- [WHAT YOU WILL DO]
Omit all images, then return the remaining material exactly as it stands.

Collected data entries

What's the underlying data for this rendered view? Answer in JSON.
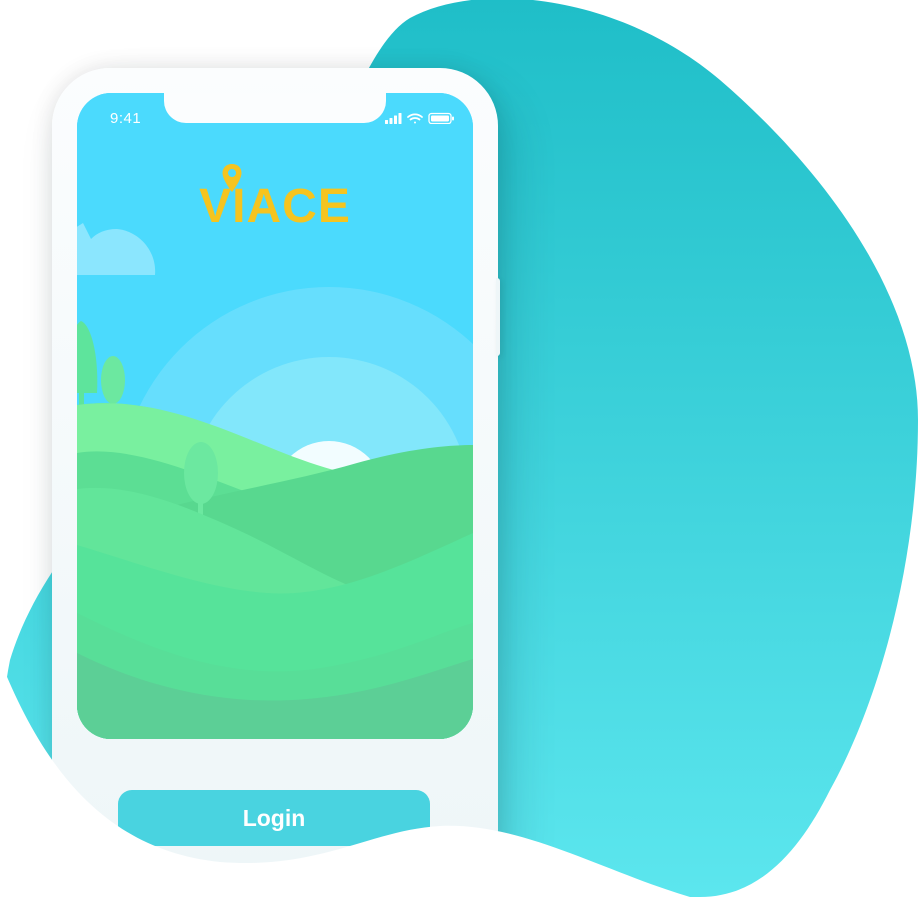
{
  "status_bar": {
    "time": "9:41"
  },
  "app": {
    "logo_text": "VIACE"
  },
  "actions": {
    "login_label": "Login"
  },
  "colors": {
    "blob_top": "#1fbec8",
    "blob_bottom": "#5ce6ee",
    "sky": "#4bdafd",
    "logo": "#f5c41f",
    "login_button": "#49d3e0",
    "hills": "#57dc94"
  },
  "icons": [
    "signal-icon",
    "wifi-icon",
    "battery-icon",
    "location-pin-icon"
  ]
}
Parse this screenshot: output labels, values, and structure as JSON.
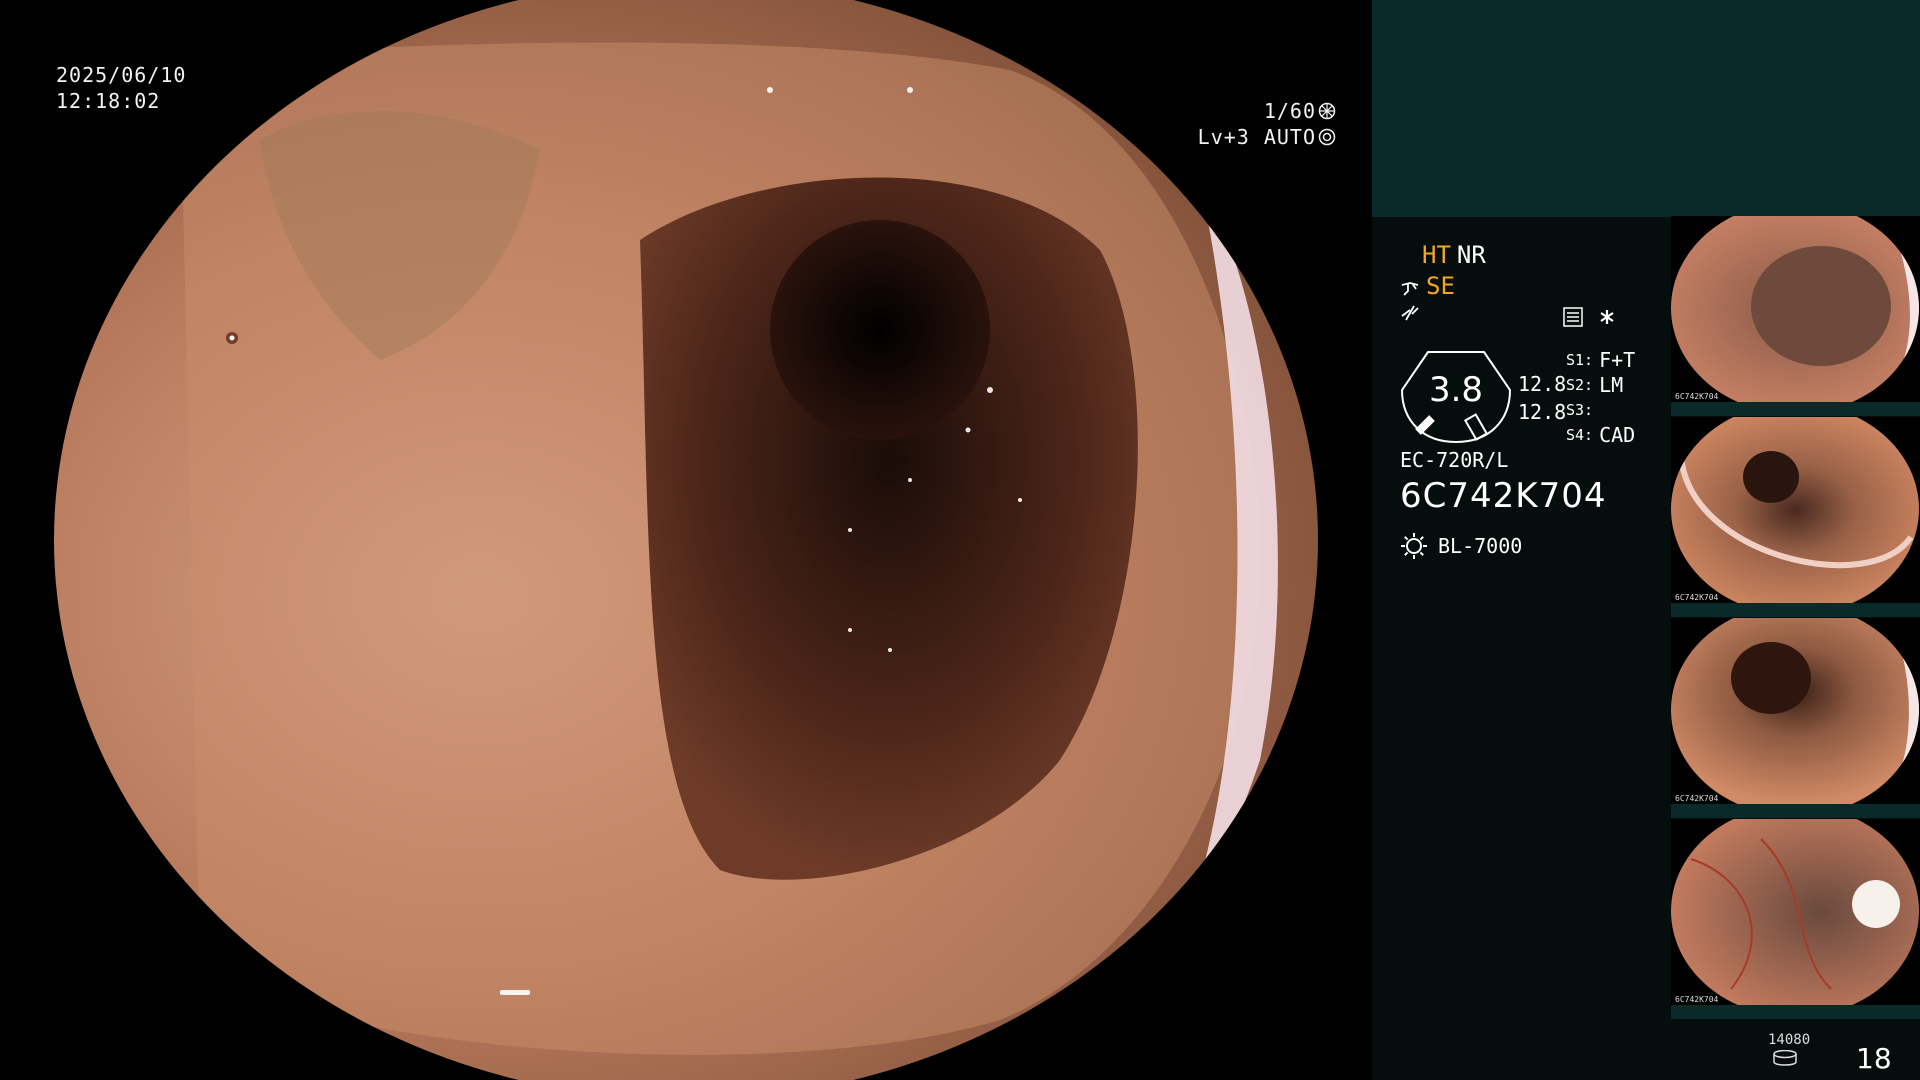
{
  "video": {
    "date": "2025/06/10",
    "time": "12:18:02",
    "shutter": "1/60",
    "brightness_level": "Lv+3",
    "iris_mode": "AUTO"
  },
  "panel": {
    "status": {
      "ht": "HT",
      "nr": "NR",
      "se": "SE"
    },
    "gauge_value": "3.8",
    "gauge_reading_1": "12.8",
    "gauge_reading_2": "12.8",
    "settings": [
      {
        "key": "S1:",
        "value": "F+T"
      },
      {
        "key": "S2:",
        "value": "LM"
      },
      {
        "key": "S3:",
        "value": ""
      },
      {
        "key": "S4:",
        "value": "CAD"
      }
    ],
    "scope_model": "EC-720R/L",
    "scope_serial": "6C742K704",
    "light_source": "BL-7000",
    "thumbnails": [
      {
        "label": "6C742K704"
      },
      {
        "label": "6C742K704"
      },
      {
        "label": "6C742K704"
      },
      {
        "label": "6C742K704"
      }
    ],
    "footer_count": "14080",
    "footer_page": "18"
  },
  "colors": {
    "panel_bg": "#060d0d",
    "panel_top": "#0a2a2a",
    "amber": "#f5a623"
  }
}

- [EXERCISE OUTPUT]
What's the underlying data for this rendered view? Answer in JSON.
{
  "status_bar": {
    "time": "9:41"
  },
  "app": {
    "logo_text": "VIACE"
  },
  "actions": {
    "login_label": "Login"
  },
  "colors": {
    "blob_top": "#1fbec8",
    "blob_bottom": "#5ce6ee",
    "sky": "#4bdafd",
    "logo": "#f5c41f",
    "login_button": "#49d3e0",
    "hills": "#57dc94"
  },
  "icons": [
    "signal-icon",
    "wifi-icon",
    "battery-icon",
    "location-pin-icon"
  ]
}
Parse this screenshot: output labels, values, and structure as JSON.
{
  "video": {
    "date": "2025/06/10",
    "time": "12:18:02",
    "shutter": "1/60",
    "brightness_level": "Lv+3",
    "iris_mode": "AUTO"
  },
  "panel": {
    "status": {
      "ht": "HT",
      "nr": "NR",
      "se": "SE"
    },
    "gauge_value": "3.8",
    "gauge_reading_1": "12.8",
    "gauge_reading_2": "12.8",
    "settings": [
      {
        "key": "S1:",
        "value": "F+T"
      },
      {
        "key": "S2:",
        "value": "LM"
      },
      {
        "key": "S3:",
        "value": ""
      },
      {
        "key": "S4:",
        "value": "CAD"
      }
    ],
    "scope_model": "EC-720R/L",
    "scope_serial": "6C742K704",
    "light_source": "BL-7000",
    "thumbnails": [
      {
        "label": "6C742K704"
      },
      {
        "label": "6C742K704"
      },
      {
        "label": "6C742K704"
      },
      {
        "label": "6C742K704"
      }
    ],
    "footer_count": "14080",
    "footer_page": "18"
  },
  "colors": {
    "panel_bg": "#060d0d",
    "panel_top": "#0a2a2a",
    "amber": "#f5a623"
  }
}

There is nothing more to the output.